------ THE DATA

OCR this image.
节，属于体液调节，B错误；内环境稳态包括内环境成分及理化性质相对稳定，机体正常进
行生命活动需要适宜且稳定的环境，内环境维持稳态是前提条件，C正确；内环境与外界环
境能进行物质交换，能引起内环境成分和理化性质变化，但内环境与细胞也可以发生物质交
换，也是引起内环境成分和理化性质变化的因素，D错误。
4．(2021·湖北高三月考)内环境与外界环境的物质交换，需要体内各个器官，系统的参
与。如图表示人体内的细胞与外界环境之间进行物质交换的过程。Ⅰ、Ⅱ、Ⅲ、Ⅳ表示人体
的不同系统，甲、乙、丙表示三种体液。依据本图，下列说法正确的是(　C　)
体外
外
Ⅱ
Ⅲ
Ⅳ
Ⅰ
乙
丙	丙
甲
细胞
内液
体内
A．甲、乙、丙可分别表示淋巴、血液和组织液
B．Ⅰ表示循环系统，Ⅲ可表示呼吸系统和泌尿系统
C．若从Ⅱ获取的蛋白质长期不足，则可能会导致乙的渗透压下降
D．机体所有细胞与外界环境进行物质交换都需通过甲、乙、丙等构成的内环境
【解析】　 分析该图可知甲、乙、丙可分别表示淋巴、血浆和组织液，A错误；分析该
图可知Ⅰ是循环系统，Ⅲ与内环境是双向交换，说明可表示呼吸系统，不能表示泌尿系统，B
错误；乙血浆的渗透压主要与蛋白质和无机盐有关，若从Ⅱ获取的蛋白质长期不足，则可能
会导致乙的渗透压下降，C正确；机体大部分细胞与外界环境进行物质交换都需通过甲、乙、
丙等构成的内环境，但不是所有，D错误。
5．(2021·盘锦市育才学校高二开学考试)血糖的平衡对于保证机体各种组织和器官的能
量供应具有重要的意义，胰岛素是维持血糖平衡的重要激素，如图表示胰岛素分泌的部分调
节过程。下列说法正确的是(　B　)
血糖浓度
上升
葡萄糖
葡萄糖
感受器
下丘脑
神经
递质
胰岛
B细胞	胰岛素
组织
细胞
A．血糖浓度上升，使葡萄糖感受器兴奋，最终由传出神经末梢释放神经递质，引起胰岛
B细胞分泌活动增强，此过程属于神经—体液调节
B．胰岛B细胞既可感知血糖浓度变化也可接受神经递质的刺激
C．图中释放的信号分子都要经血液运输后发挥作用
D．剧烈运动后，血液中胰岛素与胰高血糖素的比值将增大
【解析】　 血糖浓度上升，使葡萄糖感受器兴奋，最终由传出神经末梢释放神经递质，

------------

WHAT YOU HAVE TO DO:
Among these entries, how many lines include the string "使葡萄糖感受器兴奋"? Reply with the number by itself.

REPLY TO THE TASK:
2